╭─ Records for processing

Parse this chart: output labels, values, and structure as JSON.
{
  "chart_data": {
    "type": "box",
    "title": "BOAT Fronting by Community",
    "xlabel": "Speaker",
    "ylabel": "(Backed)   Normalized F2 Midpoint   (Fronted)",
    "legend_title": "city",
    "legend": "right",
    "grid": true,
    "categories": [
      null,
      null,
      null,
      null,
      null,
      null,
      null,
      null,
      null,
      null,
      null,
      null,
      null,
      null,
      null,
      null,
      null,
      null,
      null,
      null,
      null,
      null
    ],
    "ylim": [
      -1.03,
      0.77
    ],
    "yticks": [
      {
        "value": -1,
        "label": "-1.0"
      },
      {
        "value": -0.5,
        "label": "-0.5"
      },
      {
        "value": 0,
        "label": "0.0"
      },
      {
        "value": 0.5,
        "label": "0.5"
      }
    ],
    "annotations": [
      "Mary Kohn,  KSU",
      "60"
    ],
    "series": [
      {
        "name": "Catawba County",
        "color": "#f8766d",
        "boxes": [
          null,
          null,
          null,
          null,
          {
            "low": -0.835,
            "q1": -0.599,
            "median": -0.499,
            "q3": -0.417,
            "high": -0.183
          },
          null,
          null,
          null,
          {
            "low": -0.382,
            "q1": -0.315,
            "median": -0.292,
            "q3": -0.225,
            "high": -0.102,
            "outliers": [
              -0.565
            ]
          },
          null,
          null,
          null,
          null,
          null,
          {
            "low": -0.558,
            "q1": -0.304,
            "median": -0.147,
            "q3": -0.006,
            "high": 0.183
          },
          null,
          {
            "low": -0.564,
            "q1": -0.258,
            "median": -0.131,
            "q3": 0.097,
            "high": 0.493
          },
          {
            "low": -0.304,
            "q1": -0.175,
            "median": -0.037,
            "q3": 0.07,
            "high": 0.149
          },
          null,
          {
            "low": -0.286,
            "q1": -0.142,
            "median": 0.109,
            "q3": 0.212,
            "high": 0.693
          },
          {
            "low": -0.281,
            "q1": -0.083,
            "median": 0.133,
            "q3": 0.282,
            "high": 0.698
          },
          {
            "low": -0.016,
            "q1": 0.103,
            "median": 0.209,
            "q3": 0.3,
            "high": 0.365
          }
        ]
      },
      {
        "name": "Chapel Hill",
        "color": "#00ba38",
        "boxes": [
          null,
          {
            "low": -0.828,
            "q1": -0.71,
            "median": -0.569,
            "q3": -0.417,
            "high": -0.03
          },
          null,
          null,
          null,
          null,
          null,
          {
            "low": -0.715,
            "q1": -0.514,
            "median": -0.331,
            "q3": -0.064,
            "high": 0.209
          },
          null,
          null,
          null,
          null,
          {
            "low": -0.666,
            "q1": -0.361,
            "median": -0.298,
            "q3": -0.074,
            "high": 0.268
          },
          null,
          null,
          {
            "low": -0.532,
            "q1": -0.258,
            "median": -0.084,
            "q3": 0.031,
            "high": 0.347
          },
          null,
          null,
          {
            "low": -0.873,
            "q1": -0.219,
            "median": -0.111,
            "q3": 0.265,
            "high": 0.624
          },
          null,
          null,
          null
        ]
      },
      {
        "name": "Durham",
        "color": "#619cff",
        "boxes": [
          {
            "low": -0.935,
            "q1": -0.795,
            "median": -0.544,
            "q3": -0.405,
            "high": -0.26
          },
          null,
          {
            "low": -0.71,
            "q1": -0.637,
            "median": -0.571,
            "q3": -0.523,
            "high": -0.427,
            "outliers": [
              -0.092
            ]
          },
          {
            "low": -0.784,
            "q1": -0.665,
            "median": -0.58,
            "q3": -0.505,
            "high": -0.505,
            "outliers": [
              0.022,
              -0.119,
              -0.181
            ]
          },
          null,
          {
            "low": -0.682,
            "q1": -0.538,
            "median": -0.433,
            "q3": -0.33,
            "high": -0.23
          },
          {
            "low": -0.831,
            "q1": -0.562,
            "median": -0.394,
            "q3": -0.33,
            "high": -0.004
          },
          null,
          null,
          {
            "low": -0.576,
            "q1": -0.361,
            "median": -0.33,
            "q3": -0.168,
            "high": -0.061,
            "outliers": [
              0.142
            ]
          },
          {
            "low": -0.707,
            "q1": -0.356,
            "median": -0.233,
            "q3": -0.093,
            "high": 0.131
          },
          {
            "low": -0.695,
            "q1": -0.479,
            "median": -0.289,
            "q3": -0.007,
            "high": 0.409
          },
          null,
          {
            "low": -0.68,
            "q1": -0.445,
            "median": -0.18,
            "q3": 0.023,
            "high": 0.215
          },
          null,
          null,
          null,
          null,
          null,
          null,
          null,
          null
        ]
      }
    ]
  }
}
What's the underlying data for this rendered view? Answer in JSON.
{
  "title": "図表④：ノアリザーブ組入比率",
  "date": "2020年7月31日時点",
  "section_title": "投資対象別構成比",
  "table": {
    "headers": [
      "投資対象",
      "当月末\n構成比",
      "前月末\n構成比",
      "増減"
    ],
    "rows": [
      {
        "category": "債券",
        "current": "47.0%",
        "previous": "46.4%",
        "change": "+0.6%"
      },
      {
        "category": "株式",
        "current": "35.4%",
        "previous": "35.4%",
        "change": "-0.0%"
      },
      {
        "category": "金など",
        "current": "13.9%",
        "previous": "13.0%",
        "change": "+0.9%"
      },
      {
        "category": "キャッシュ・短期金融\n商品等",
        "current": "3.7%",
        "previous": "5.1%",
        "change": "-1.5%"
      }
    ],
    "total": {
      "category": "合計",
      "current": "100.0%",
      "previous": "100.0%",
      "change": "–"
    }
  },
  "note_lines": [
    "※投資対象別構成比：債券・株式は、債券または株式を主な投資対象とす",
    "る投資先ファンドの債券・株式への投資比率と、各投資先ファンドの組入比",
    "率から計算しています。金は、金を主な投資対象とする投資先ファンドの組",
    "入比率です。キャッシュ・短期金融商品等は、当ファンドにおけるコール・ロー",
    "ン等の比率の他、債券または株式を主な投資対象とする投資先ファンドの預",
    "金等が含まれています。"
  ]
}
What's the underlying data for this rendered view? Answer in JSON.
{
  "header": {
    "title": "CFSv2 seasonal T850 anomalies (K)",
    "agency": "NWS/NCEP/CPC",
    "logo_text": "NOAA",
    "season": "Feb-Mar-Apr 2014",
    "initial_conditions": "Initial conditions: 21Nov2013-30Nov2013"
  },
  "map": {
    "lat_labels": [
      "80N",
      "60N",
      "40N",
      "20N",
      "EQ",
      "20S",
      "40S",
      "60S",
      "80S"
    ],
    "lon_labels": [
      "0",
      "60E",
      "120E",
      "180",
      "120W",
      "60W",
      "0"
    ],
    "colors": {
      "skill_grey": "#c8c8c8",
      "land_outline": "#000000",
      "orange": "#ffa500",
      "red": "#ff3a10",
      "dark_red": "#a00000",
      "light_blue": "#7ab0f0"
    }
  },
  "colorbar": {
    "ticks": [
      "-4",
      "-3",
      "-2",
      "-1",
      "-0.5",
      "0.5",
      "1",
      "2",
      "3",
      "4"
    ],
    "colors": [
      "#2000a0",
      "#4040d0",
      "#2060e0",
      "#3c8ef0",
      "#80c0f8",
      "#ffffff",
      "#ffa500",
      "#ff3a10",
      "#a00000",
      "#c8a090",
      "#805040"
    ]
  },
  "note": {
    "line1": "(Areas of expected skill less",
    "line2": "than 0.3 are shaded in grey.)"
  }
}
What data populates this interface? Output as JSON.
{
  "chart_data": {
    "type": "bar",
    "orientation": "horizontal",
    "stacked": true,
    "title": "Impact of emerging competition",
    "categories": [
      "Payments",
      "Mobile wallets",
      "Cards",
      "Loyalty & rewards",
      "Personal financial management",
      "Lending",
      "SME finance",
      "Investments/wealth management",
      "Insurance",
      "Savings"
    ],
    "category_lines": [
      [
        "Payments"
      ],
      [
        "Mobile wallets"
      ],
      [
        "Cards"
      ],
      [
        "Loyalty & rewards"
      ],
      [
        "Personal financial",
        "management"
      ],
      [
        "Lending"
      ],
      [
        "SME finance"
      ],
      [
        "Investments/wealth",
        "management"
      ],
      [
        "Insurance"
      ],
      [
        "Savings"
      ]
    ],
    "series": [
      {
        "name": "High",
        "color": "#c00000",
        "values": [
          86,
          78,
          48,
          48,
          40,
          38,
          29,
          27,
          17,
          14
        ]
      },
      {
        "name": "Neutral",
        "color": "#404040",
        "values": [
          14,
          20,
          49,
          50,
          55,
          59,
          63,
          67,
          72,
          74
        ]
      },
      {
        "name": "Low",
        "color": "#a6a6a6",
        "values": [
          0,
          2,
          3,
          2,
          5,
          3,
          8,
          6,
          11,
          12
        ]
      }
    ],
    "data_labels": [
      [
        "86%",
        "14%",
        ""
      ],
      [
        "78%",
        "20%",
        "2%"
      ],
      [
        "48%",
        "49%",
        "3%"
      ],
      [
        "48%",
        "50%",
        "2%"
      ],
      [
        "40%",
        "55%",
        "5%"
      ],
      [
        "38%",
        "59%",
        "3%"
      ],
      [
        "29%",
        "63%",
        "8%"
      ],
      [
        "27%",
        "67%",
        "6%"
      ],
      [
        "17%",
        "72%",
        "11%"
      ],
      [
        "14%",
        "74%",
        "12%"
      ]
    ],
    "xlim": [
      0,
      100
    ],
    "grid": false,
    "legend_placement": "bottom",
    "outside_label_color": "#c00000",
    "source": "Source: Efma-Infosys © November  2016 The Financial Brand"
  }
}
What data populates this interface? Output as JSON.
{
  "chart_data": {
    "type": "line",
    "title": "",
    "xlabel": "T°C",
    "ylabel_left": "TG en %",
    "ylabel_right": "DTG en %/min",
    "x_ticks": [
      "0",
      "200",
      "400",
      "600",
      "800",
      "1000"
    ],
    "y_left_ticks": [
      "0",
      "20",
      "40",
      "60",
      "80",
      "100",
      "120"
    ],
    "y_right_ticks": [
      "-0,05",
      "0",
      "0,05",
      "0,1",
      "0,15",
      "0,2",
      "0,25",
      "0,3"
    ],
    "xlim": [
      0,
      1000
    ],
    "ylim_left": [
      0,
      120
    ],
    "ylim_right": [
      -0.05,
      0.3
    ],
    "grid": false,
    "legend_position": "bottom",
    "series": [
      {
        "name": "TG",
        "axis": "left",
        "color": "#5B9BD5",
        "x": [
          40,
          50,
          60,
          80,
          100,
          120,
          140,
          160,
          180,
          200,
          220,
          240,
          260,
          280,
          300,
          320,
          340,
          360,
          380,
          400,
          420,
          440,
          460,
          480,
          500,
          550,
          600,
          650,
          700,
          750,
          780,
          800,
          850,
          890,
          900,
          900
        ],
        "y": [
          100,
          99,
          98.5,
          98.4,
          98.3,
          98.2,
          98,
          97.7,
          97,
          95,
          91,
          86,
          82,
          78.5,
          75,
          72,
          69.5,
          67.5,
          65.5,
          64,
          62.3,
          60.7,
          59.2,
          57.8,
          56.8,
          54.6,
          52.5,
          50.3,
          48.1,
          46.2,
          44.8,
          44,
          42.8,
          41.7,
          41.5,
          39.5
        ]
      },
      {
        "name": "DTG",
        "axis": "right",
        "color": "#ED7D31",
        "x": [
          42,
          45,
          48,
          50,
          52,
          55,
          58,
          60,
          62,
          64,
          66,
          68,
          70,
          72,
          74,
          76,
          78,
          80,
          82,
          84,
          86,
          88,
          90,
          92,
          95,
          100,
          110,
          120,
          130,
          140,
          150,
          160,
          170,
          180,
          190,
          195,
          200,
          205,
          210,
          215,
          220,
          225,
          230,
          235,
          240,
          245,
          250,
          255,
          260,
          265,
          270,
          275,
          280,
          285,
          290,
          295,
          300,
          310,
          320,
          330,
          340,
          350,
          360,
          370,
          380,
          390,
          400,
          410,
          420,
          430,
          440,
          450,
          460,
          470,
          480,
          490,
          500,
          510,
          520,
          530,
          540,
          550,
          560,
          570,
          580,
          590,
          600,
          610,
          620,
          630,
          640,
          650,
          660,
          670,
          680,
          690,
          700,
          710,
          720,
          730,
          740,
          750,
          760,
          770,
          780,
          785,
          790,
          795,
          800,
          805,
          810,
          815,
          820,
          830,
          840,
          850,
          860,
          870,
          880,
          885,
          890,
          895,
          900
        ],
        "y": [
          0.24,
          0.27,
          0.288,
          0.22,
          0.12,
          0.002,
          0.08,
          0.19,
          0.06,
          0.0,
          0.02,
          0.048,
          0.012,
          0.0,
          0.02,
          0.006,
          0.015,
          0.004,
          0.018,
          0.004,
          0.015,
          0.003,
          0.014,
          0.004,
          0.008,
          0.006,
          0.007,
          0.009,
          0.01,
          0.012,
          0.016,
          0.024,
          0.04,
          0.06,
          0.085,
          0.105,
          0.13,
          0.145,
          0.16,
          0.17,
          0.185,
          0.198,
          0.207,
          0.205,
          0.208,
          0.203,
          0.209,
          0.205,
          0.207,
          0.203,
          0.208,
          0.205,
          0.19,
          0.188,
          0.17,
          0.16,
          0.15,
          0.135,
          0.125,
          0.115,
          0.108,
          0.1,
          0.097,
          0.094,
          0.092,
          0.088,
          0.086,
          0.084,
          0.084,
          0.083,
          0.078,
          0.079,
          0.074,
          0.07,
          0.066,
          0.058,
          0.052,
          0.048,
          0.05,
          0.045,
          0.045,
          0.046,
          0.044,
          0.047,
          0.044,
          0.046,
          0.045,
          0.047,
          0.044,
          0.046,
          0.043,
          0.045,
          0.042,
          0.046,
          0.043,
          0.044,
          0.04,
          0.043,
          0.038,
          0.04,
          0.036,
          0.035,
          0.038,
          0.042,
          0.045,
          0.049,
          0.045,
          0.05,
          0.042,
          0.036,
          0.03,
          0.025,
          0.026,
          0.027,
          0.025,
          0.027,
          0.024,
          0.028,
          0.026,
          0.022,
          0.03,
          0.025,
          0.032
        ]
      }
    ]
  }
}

╰─

== Aim ==
In the material above, find each line that contains the word "Personal", and select it.

== Solution to this problem ==
      "Personal financial management",
        "Personal financial",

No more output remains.